======== RECORDS PROVIDED ========

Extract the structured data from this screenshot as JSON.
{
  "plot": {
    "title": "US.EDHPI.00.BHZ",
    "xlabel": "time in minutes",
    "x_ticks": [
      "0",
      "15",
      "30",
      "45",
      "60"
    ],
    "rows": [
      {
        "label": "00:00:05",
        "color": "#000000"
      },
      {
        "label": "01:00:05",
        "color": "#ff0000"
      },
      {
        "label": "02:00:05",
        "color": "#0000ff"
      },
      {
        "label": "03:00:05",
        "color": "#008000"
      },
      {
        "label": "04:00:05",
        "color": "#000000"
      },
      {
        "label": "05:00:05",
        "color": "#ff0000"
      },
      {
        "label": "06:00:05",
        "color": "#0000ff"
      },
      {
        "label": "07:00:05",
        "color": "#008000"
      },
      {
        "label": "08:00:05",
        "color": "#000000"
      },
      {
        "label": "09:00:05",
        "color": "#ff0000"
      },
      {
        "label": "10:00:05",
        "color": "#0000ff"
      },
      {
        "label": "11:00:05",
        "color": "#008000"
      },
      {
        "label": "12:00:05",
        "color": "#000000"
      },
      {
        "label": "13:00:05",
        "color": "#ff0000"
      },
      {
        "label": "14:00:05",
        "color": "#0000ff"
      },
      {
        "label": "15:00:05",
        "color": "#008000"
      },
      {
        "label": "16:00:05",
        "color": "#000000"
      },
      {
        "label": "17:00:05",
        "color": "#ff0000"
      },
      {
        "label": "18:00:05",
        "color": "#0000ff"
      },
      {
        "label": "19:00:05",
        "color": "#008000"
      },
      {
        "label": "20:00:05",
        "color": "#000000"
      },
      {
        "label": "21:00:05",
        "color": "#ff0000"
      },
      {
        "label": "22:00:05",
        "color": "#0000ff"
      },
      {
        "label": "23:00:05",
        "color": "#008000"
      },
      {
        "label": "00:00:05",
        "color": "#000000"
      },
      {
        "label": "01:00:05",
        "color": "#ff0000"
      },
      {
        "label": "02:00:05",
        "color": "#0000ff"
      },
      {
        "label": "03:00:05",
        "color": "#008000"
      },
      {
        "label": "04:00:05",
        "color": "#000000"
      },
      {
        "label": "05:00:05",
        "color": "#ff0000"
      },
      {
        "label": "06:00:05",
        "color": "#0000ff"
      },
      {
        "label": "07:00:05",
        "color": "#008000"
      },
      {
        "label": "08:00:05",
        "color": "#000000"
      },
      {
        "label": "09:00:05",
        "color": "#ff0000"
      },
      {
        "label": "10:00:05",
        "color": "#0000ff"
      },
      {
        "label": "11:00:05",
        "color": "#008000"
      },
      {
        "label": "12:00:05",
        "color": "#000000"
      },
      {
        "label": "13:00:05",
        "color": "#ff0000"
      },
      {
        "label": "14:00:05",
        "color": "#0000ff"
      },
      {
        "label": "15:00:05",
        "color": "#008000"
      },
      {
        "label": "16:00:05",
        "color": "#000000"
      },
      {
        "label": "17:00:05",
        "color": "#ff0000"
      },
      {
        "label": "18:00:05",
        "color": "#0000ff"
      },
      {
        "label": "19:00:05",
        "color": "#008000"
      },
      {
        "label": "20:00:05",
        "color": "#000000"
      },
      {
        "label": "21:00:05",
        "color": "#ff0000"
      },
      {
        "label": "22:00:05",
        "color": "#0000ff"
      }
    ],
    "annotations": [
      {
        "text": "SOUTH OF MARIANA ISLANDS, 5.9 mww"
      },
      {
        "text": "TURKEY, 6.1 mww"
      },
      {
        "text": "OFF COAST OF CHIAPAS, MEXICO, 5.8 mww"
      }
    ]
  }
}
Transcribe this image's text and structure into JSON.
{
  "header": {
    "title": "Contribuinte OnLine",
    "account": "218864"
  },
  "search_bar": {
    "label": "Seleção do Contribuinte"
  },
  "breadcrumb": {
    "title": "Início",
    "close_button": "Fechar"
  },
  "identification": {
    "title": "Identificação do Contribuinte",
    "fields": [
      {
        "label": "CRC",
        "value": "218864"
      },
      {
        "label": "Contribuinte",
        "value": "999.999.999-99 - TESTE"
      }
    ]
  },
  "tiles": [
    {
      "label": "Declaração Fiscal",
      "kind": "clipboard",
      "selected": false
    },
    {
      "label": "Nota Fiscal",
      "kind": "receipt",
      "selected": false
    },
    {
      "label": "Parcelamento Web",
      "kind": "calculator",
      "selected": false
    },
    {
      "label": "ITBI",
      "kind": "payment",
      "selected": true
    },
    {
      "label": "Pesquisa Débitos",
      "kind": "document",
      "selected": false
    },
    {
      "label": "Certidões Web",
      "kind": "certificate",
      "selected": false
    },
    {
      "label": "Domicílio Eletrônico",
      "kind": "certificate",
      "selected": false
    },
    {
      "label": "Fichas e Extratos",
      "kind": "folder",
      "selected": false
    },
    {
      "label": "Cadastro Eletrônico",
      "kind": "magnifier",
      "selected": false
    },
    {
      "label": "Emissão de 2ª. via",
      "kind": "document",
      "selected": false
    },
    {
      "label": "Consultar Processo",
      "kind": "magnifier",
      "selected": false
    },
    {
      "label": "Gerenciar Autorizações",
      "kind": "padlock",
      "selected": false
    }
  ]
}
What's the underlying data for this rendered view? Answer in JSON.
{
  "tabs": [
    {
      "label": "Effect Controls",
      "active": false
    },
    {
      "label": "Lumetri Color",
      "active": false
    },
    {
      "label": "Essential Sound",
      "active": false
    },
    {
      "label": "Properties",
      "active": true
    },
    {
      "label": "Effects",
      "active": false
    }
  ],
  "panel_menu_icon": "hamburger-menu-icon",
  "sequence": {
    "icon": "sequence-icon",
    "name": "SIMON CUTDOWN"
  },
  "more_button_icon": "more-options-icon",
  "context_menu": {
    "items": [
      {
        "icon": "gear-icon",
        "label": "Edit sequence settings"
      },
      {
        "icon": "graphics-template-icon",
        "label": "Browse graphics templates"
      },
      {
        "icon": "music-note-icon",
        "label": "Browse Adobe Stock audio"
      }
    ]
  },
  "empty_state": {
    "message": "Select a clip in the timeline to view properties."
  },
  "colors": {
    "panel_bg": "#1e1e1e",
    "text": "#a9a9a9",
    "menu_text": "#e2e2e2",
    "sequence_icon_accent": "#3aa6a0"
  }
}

========

## SHORT EXERCISE
Return all of the data word for word.

## RESULT OF THE EXERCISE
Extract the structured data from this screenshot as JSON.
{
  "plot": {
    "title": "US.EDHPI.00.BHZ",
    "xlabel": "time in minutes",
    "x_ticks": [
      "0",
      "15",
      "30",
      "45",
      "60"
    ],
    "rows": [
      {
        "label": "00:00:05",
        "color": "#000000"
      },
      {
        "label": "01:00:05",
        "color": "#ff0000"
      },
      {
        "label": "02:00:05",
        "color": "#0000ff"
      },
      {
        "label": "03:00:05",
        "color": "#008000"
      },
      {
        "label": "04:00:05",
        "color": "#000000"
      },
      {
        "label": "05:00:05",
        "color": "#ff0000"
      },
      {
        "label": "06:00:05",
        "color": "#0000ff"
      },
      {
        "label": "07:00:05",
        "color": "#008000"
      },
      {
        "label": "08:00:05",
        "color": "#000000"
      },
      {
        "label": "09:00:05",
        "color": "#ff0000"
      },
      {
        "label": "10:00:05",
        "color": "#0000ff"
      },
      {
        "label": "11:00:05",
        "color": "#008000"
      },
      {
        "label": "12:00:05",
        "color": "#000000"
      },
      {
        "label": "13:00:05",
        "color": "#ff0000"
      },
      {
        "label": "14:00:05",
        "color": "#0000ff"
      },
      {
        "label": "15:00:05",
        "color": "#008000"
      },
      {
        "label": "16:00:05",
        "color": "#000000"
      },
      {
        "label": "17:00:05",
        "color": "#ff0000"
      },
      {
        "label": "18:00:05",
        "color": "#0000ff"
      },
      {
        "label": "19:00:05",
        "color": "#008000"
      },
      {
        "label": "20:00:05",
        "color": "#000000"
      },
      {
        "label": "21:00:05",
        "color": "#ff0000"
      },
      {
        "label": "22:00:05",
        "color": "#0000ff"
      },
      {
        "label": "23:00:05",
        "color": "#008000"
      },
      {
        "label": "00:00:05",
        "color": "#000000"
      },
      {
        "label": "01:00:05",
        "color": "#ff0000"
      },
      {
        "label": "02:00:05",
        "color": "#0000ff"
      },
      {
        "label": "03:00:05",
        "color": "#008000"
      },
      {
        "label": "04:00:05",
        "color": "#000000"
      },
      {
        "label": "05:00:05",
        "color": "#ff0000"
      },
      {
        "label": "06:00:05",
        "color": "#0000ff"
      },
      {
        "label": "07:00:05",
        "color": "#008000"
      },
      {
        "label": "08:00:05",
        "color": "#000000"
      },
      {
        "label": "09:00:05",
        "color": "#ff0000"
      },
      {
        "label": "10:00:05",
        "color": "#0000ff"
      },
      {
        "label": "11:00:05",
        "color": "#008000"
      },
      {
        "label": "12:00:05",
        "color": "#000000"
      },
      {
        "label": "13:00:05",
        "color": "#ff0000"
      },
      {
        "label": "14:00:05",
        "color": "#0000ff"
      },
      {
        "label": "15:00:05",
        "color": "#008000"
      },
      {
        "label": "16:00:05",
        "color": "#000000"
      },
      {
        "label": "17:00:05",
        "color": "#ff0000"
      },
      {
        "label": "18:00:05",
        "color": "#0000ff"
      },
      {
        "label": "19:00:05",
        "color": "#008000"
      },
      {
        "label": "20:00:05",
        "color": "#000000"
      },
      {
        "label": "21:00:05",
        "color": "#ff0000"
      },
      {
        "label": "22:00:05",
        "color": "#0000ff"
      }
    ],
    "annotations": [
      {
        "text": "SOUTH OF MARIANA ISLANDS, 5.9 mww"
      },
      {
        "text": "TURKEY, 6.1 mww"
      },
      {
        "text": "OFF COAST OF CHIAPAS, MEXICO, 5.8 mww"
      }
    ]
  }
}
Transcribe this image's text and structure into JSON.
{
  "header": {
    "title": "Contribuinte OnLine",
    "account": "218864"
  },
  "search_bar": {
    "label": "Seleção do Contribuinte"
  },
  "breadcrumb": {
    "title": "Início",
    "close_button": "Fechar"
  },
  "identification": {
    "title": "Identificação do Contribuinte",
    "fields": [
      {
        "label": "CRC",
        "value": "218864"
      },
      {
        "label": "Contribuinte",
        "value": "999.999.999-99 - TESTE"
      }
    ]
  },
  "tiles": [
    {
      "label": "Declaração Fiscal",
      "kind": "clipboard",
      "selected": false
    },
    {
      "label": "Nota Fiscal",
      "kind": "receipt",
      "selected": false
    },
    {
      "label": "Parcelamento Web",
      "kind": "calculator",
      "selected": false
    },
    {
      "label": "ITBI",
      "kind": "payment",
      "selected": true
    },
    {
      "label": "Pesquisa Débitos",
      "kind": "document",
      "selected": false
    },
    {
      "label": "Certidões Web",
      "kind": "certificate",
      "selected": false
    },
    {
      "label": "Domicílio Eletrônico",
      "kind": "certificate",
      "selected": false
    },
    {
      "label": "Fichas e Extratos",
      "kind": "folder",
      "selected": false
    },
    {
      "label": "Cadastro Eletrônico",
      "kind": "magnifier",
      "selected": false
    },
    {
      "label": "Emissão de 2ª. via",
      "kind": "document",
      "selected": false
    },
    {
      "label": "Consultar Processo",
      "kind": "magnifier",
      "selected": false
    },
    {
      "label": "Gerenciar Autorizações",
      "kind": "padlock",
      "selected": false
    }
  ]
}
What's the underlying data for this rendered view? Answer in JSON.
{
  "tabs": [
    {
      "label": "Effect Controls",
      "active": false
    },
    {
      "label": "Lumetri Color",
      "active": false
    },
    {
      "label": "Essential Sound",
      "active": false
    },
    {
      "label": "Properties",
      "active": true
    },
    {
      "label": "Effects",
      "active": false
    }
  ],
  "panel_menu_icon": "hamburger-menu-icon",
  "sequence": {
    "icon": "sequence-icon",
    "name": "SIMON CUTDOWN"
  },
  "more_button_icon": "more-options-icon",
  "context_menu": {
    "items": [
      {
        "icon": "gear-icon",
        "label": "Edit sequence settings"
      },
      {
        "icon": "graphics-template-icon",
        "label": "Browse graphics templates"
      },
      {
        "icon": "music-note-icon",
        "label": "Browse Adobe Stock audio"
      }
    ]
  },
  "empty_state": {
    "message": "Select a clip in the timeline to view properties."
  },
  "colors": {
    "panel_bg": "#1e1e1e",
    "text": "#a9a9a9",
    "menu_text": "#e2e2e2",
    "sequence_icon_accent": "#3aa6a0"
  }
}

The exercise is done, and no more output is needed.